● Required task
Your task is to repeat all of the data exactly while excluding the pictures.

● Extracted data
═══
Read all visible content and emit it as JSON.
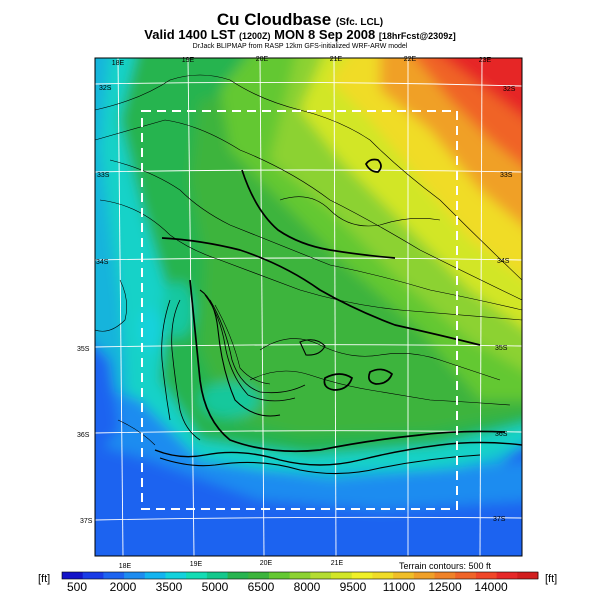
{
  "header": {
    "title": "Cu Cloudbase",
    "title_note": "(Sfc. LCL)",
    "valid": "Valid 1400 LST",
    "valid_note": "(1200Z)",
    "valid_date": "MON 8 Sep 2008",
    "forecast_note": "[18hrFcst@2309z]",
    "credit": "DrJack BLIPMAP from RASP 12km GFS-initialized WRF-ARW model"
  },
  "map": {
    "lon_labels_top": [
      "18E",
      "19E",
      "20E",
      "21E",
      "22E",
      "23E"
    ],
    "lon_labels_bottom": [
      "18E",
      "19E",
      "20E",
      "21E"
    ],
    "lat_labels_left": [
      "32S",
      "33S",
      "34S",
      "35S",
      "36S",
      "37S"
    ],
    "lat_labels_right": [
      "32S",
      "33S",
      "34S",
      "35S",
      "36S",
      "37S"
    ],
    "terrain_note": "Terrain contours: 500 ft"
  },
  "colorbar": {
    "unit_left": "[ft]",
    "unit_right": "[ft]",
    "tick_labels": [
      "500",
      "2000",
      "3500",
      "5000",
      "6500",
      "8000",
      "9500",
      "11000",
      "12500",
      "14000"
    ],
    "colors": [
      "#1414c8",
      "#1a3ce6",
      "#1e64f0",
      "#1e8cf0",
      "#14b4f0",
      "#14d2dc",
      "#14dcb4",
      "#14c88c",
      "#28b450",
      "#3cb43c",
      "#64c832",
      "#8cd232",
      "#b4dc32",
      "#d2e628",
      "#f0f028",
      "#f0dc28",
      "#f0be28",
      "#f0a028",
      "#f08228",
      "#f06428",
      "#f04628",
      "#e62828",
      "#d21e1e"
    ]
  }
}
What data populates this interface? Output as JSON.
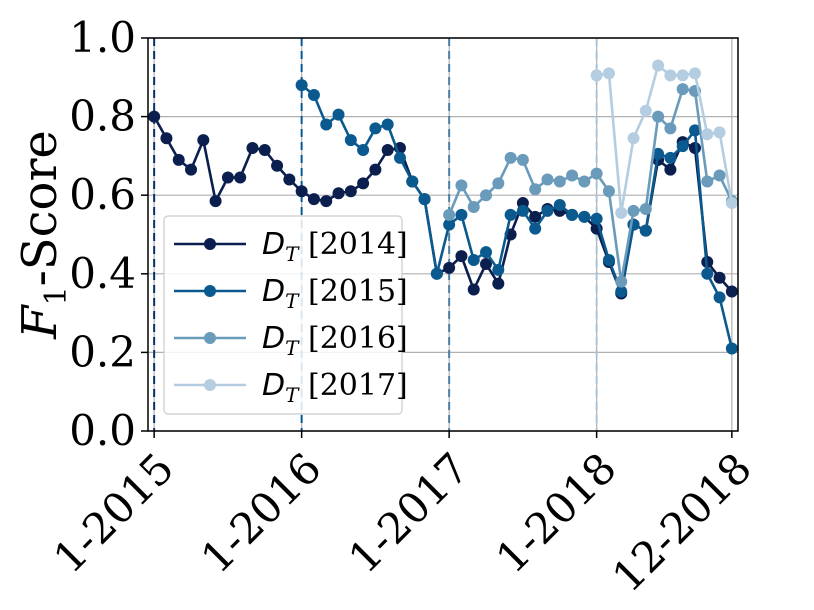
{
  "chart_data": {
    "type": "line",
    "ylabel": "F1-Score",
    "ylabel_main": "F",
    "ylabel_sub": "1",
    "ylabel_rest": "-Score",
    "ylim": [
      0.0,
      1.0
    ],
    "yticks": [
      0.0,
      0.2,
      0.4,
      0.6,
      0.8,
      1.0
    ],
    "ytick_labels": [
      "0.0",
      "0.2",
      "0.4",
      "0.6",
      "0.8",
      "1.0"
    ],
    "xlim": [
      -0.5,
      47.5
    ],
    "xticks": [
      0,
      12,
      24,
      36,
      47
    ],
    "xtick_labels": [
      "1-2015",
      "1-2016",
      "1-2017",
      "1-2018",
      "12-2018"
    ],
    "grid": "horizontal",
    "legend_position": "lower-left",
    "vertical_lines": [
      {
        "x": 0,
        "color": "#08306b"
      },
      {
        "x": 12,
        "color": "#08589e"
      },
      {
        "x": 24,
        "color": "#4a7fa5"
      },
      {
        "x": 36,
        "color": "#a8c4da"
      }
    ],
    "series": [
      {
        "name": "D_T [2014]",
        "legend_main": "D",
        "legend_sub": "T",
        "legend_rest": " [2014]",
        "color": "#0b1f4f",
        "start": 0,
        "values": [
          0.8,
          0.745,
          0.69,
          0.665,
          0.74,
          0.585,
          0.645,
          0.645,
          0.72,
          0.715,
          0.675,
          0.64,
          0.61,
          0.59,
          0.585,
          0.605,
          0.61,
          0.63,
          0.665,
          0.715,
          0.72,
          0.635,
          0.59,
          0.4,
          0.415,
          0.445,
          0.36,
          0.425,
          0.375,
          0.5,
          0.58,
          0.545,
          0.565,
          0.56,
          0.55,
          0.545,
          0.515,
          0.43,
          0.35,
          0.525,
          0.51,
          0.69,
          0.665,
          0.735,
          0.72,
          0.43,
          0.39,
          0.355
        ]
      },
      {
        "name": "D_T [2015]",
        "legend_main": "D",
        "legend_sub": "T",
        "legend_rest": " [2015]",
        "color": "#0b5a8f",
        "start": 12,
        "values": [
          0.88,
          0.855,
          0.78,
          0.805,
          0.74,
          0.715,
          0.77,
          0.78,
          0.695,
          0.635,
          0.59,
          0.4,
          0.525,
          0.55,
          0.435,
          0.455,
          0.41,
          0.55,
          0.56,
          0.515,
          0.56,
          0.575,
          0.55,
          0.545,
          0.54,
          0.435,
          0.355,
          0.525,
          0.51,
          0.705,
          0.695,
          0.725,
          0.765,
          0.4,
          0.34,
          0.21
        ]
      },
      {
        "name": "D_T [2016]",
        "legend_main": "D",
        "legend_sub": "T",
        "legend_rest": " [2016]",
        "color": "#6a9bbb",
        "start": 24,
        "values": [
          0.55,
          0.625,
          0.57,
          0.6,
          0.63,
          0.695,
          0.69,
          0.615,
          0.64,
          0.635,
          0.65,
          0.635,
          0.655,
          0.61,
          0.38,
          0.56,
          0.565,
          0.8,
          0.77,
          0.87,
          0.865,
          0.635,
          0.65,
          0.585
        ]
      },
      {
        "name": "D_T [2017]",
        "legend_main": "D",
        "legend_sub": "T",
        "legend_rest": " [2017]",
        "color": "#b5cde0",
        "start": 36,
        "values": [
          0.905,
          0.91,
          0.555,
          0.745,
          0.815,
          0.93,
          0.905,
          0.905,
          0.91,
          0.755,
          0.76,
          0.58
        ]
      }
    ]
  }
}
═══
● Result
Read all visible content and emit it as JSON.
{
  "header": {
    "title": "Cu Cloudbase",
    "title_note": "(Sfc. LCL)",
    "valid": "Valid 1400 LST",
    "valid_note": "(1200Z)",
    "valid_date": "MON 8 Sep 2008",
    "forecast_note": "[18hrFcst@2309z]",
    "credit": "DrJack BLIPMAP from RASP 12km GFS-initialized WRF-ARW model"
  },
  "map": {
    "lon_labels_top": [
      "18E",
      "19E",
      "20E",
      "21E",
      "22E",
      "23E"
    ],
    "lon_labels_bottom": [
      "18E",
      "19E",
      "20E",
      "21E"
    ],
    "lat_labels_left": [
      "32S",
      "33S",
      "34S",
      "35S",
      "36S",
      "37S"
    ],
    "lat_labels_right": [
      "32S",
      "33S",
      "34S",
      "35S",
      "36S",
      "37S"
    ],
    "terrain_note": "Terrain contours: 500 ft"
  },
  "colorbar": {
    "unit_left": "[ft]",
    "unit_right": "[ft]",
    "tick_labels": [
      "500",
      "2000",
      "3500",
      "5000",
      "6500",
      "8000",
      "9500",
      "11000",
      "12500",
      "14000"
    ],
    "colors": [
      "#1414c8",
      "#1a3ce6",
      "#1e64f0",
      "#1e8cf0",
      "#14b4f0",
      "#14d2dc",
      "#14dcb4",
      "#14c88c",
      "#28b450",
      "#3cb43c",
      "#64c832",
      "#8cd232",
      "#b4dc32",
      "#d2e628",
      "#f0f028",
      "#f0dc28",
      "#f0be28",
      "#f0a028",
      "#f08228",
      "#f06428",
      "#f04628",
      "#e62828",
      "#d21e1e"
    ]
  }
}
What data populates this interface? Output as JSON.
{
  "chart_data": {
    "type": "line",
    "ylabel": "F1-Score",
    "ylabel_main": "F",
    "ylabel_sub": "1",
    "ylabel_rest": "-Score",
    "ylim": [
      0.0,
      1.0
    ],
    "yticks": [
      0.0,
      0.2,
      0.4,
      0.6,
      0.8,
      1.0
    ],
    "ytick_labels": [
      "0.0",
      "0.2",
      "0.4",
      "0.6",
      "0.8",
      "1.0"
    ],
    "xlim": [
      -0.5,
      47.5
    ],
    "xticks": [
      0,
      12,
      24,
      36,
      47
    ],
    "xtick_labels": [
      "1-2015",
      "1-2016",
      "1-2017",
      "1-2018",
      "12-2018"
    ],
    "grid": "horizontal",
    "legend_position": "lower-left",
    "vertical_lines": [
      {
        "x": 0,
        "color": "#08306b"
      },
      {
        "x": 12,
        "color": "#08589e"
      },
      {
        "x": 24,
        "color": "#4a7fa5"
      },
      {
        "x": 36,
        "color": "#a8c4da"
      }
    ],
    "series": [
      {
        "name": "D_T [2014]",
        "legend_main": "D",
        "legend_sub": "T",
        "legend_rest": " [2014]",
        "color": "#0b1f4f",
        "start": 0,
        "values": [
          0.8,
          0.745,
          0.69,
          0.665,
          0.74,
          0.585,
          0.645,
          0.645,
          0.72,
          0.715,
          0.675,
          0.64,
          0.61,
          0.59,
          0.585,
          0.605,
          0.61,
          0.63,
          0.665,
          0.715,
          0.72,
          0.635,
          0.59,
          0.4,
          0.415,
          0.445,
          0.36,
          0.425,
          0.375,
          0.5,
          0.58,
          0.545,
          0.565,
          0.56,
          0.55,
          0.545,
          0.515,
          0.43,
          0.35,
          0.525,
          0.51,
          0.69,
          0.665,
          0.735,
          0.72,
          0.43,
          0.39,
          0.355
        ]
      },
      {
        "name": "D_T [2015]",
        "legend_main": "D",
        "legend_sub": "T",
        "legend_rest": " [2015]",
        "color": "#0b5a8f",
        "start": 12,
        "values": [
          0.88,
          0.855,
          0.78,
          0.805,
          0.74,
          0.715,
          0.77,
          0.78,
          0.695,
          0.635,
          0.59,
          0.4,
          0.525,
          0.55,
          0.435,
          0.455,
          0.41,
          0.55,
          0.56,
          0.515,
          0.56,
          0.575,
          0.55,
          0.545,
          0.54,
          0.435,
          0.355,
          0.525,
          0.51,
          0.705,
          0.695,
          0.725,
          0.765,
          0.4,
          0.34,
          0.21
        ]
      },
      {
        "name": "D_T [2016]",
        "legend_main": "D",
        "legend_sub": "T",
        "legend_rest": " [2016]",
        "color": "#6a9bbb",
        "start": 24,
        "values": [
          0.55,
          0.625,
          0.57,
          0.6,
          0.63,
          0.695,
          0.69,
          0.615,
          0.64,
          0.635,
          0.65,
          0.635,
          0.655,
          0.61,
          0.38,
          0.56,
          0.565,
          0.8,
          0.77,
          0.87,
          0.865,
          0.635,
          0.65,
          0.585
        ]
      },
      {
        "name": "D_T [2017]",
        "legend_main": "D",
        "legend_sub": "T",
        "legend_rest": " [2017]",
        "color": "#b5cde0",
        "start": 36,
        "values": [
          0.905,
          0.91,
          0.555,
          0.745,
          0.815,
          0.93,
          0.905,
          0.905,
          0.91,
          0.755,
          0.76,
          0.58
        ]
      }
    ]
  }
}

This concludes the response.